Sift the listing for lines that hold the string "remain" and pull them out.
==== Working data ====
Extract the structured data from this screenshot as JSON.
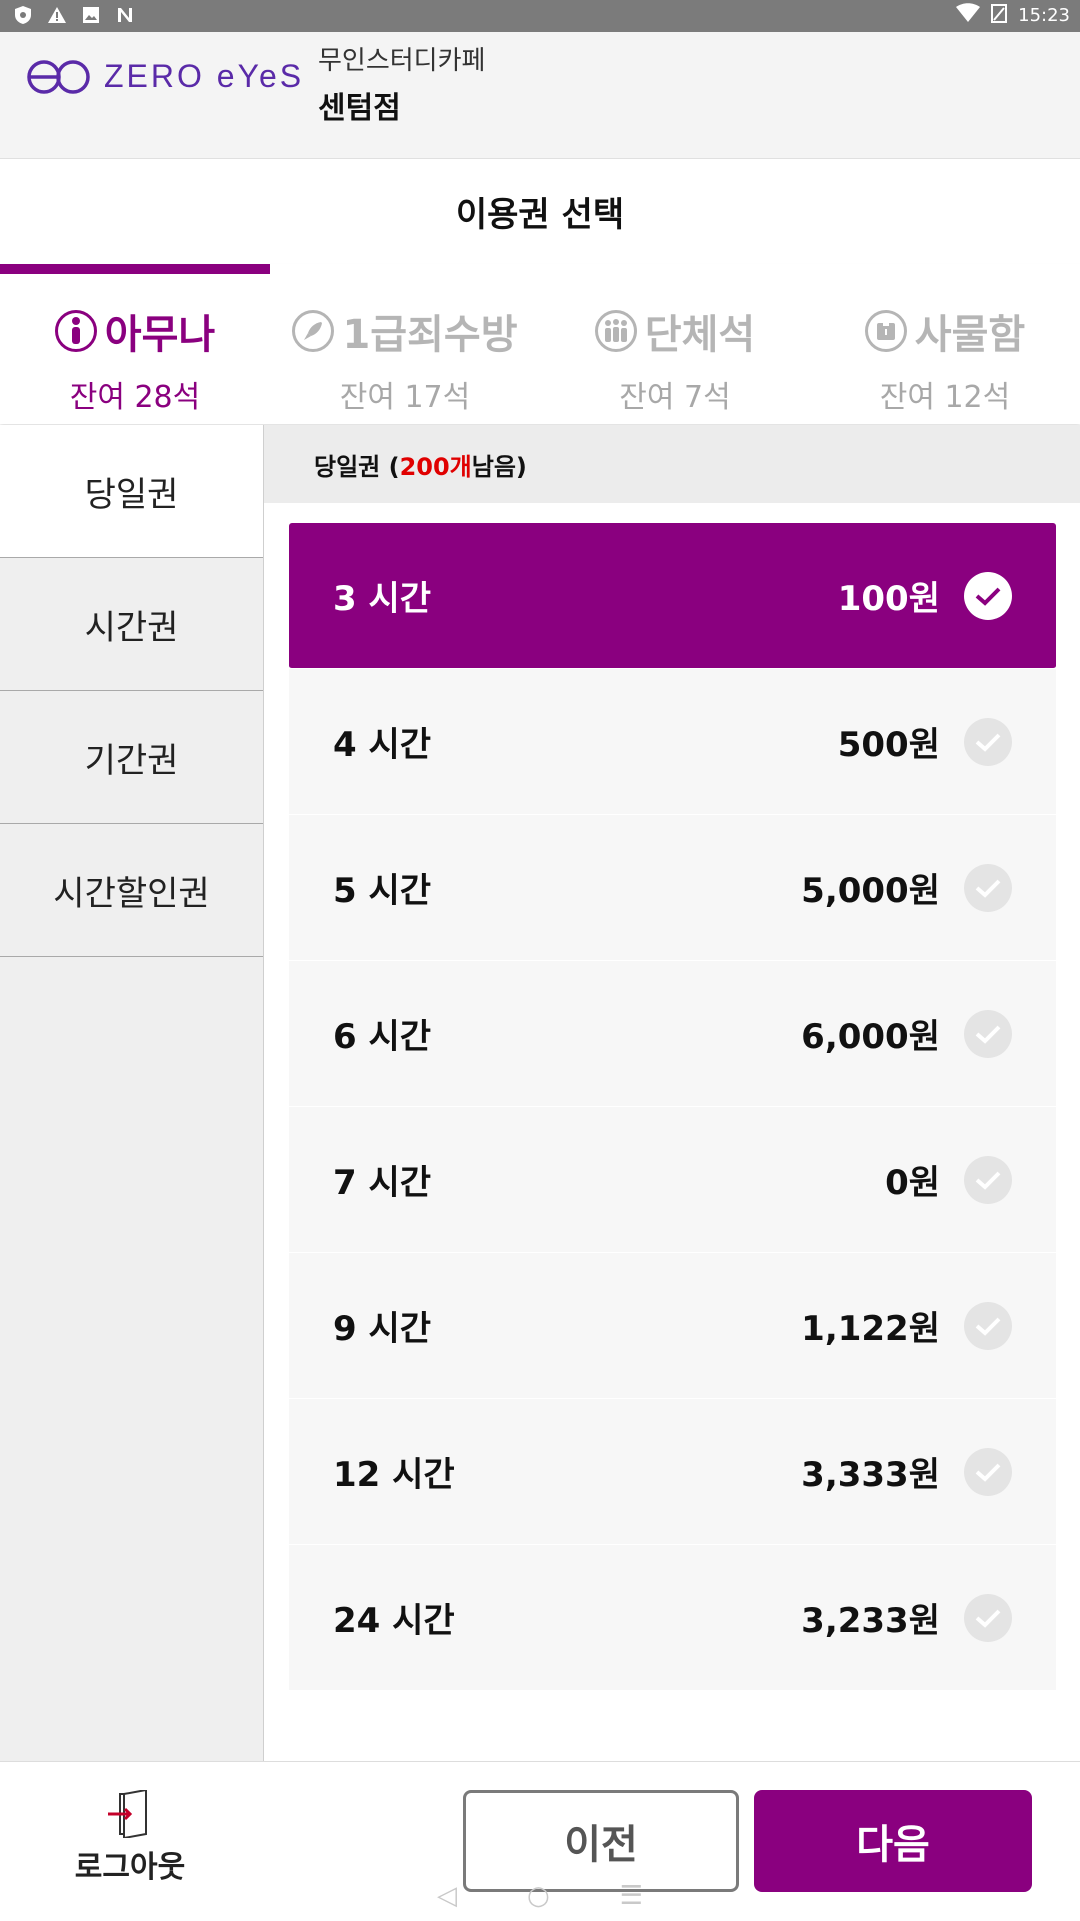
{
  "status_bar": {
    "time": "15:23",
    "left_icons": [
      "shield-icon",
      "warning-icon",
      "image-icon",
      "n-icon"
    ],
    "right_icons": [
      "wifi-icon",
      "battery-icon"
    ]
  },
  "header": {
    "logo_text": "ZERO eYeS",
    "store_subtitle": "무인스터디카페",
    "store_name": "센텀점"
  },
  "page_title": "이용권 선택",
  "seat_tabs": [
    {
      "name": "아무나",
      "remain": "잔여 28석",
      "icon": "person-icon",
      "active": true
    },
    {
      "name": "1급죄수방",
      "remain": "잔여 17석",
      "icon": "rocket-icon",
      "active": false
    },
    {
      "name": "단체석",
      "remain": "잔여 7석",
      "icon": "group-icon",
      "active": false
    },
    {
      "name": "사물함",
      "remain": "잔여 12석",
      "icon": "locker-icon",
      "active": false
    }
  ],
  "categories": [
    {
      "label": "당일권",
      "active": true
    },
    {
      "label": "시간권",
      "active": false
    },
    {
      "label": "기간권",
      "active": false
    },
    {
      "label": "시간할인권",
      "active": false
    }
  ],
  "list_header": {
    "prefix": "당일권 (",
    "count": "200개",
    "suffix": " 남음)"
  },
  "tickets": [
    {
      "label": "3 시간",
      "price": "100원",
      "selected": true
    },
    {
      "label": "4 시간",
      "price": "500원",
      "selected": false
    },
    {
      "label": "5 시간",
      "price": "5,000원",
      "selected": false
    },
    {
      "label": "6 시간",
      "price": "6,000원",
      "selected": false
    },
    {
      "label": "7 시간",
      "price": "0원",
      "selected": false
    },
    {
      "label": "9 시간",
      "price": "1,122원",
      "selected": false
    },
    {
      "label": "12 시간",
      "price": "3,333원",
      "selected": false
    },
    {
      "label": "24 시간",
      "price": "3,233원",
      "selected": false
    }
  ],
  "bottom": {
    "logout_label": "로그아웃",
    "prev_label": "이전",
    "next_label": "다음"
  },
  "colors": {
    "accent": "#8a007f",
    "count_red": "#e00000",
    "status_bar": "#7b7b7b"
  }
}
====
**Solution to the problem**
      "remain": "잔여 28석",
      "remain": "잔여 17석",
      "remain": "잔여 7석",
      "remain": "잔여 12석",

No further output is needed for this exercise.